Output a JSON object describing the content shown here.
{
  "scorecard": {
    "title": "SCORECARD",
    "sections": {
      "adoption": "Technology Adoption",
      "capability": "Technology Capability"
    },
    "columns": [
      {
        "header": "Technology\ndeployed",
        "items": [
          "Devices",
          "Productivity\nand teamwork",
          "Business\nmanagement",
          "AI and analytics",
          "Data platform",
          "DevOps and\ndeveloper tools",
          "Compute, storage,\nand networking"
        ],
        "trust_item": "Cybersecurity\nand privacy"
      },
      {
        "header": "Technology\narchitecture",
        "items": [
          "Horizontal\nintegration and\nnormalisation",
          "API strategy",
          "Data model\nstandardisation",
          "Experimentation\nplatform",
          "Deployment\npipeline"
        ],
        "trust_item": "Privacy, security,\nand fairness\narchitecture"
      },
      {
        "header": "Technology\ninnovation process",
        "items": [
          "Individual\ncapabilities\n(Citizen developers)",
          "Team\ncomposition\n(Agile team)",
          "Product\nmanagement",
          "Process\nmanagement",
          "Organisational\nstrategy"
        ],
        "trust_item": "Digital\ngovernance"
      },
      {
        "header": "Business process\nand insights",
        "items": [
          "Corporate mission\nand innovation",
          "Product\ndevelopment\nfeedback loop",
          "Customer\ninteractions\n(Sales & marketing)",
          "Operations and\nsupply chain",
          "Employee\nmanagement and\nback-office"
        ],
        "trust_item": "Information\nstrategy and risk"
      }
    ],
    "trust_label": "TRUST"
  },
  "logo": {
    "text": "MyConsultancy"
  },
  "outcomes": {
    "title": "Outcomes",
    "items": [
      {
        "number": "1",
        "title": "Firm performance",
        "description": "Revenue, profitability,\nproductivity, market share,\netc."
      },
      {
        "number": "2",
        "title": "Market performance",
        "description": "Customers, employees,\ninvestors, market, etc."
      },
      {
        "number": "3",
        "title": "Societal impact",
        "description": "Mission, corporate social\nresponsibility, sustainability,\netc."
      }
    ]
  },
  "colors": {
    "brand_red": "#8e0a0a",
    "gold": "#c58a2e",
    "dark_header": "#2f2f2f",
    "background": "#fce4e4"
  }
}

......

= Goal =
Pull out each line of the records holding the string "nmanagement".

= Solution for this exercise =
          "Business\nmanagement",
          "Product\nmanagement",
          "Process\nmanagement",
          "Employee\nmanagement and\nback-office"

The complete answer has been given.